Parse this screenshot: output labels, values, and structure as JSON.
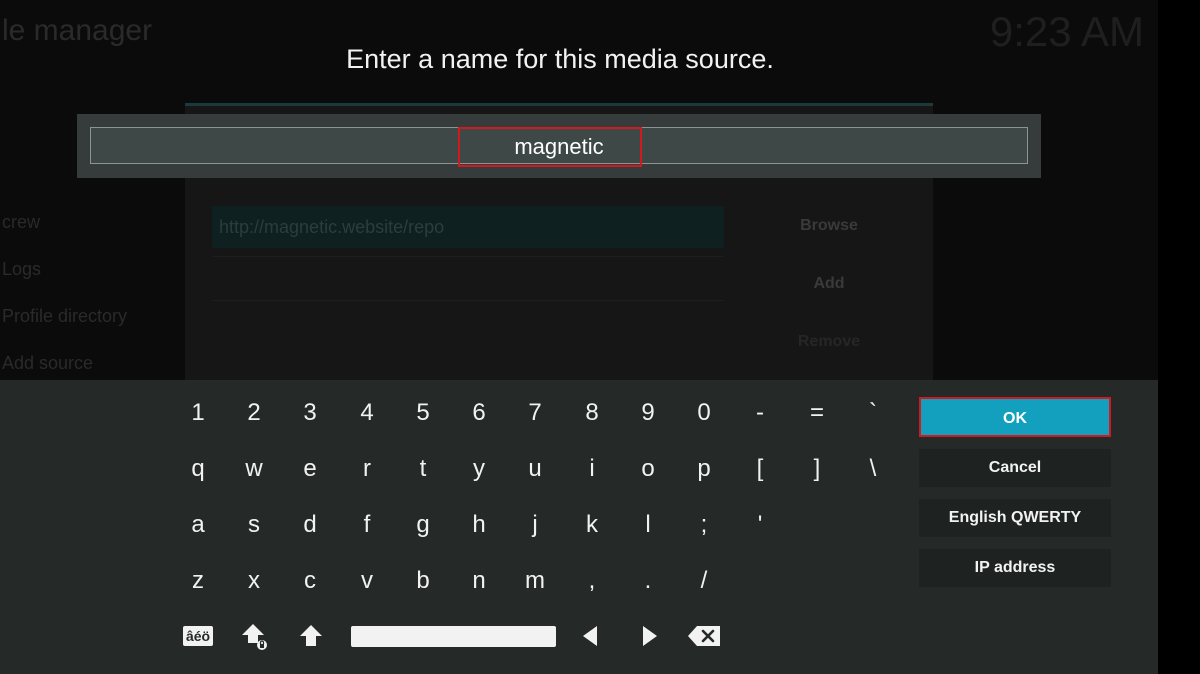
{
  "background": {
    "title": "le manager",
    "clock": "9:23 AM",
    "sidebar_items": [
      "crew",
      "Logs",
      "Profile directory",
      "Add source"
    ],
    "source_path": "http://magnetic.website/repo",
    "buttons": [
      "Browse",
      "Add",
      "Remove"
    ]
  },
  "dialog": {
    "heading": "Enter a name for this media source.",
    "input_value": "magnetic"
  },
  "keyboard": {
    "rows": [
      [
        "1",
        "2",
        "3",
        "4",
        "5",
        "6",
        "7",
        "8",
        "9",
        "0",
        "-",
        "=",
        "`"
      ],
      [
        "q",
        "w",
        "e",
        "r",
        "t",
        "y",
        "u",
        "i",
        "o",
        "p",
        "[",
        "]",
        "\\"
      ],
      [
        "a",
        "s",
        "d",
        "f",
        "g",
        "h",
        "j",
        "k",
        "l",
        ";",
        "'"
      ],
      [
        "z",
        "x",
        "c",
        "v",
        "b",
        "n",
        "m",
        ",",
        ".",
        "/"
      ]
    ],
    "symbols_label": "âéö",
    "icons": {
      "caps_lock": "caps-lock-icon",
      "shift": "shift-icon",
      "left": "arrow-left-icon",
      "right": "arrow-right-icon",
      "backspace": "backspace-icon"
    }
  },
  "side_buttons": {
    "ok": "OK",
    "cancel": "Cancel",
    "layout": "English QWERTY",
    "ip": "IP address"
  },
  "colors": {
    "accent": "#12a0be",
    "highlight": "#d01a1f",
    "panel": "#252a29"
  }
}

_____

▶ [THE REQUEST] Copy all lines from the entries that contain the word "this".

▶ [FINISHED EXERCISE]
Parse this screenshot: output labels, values, and structure as JSON.
    "heading": "Enter a name for this media source.",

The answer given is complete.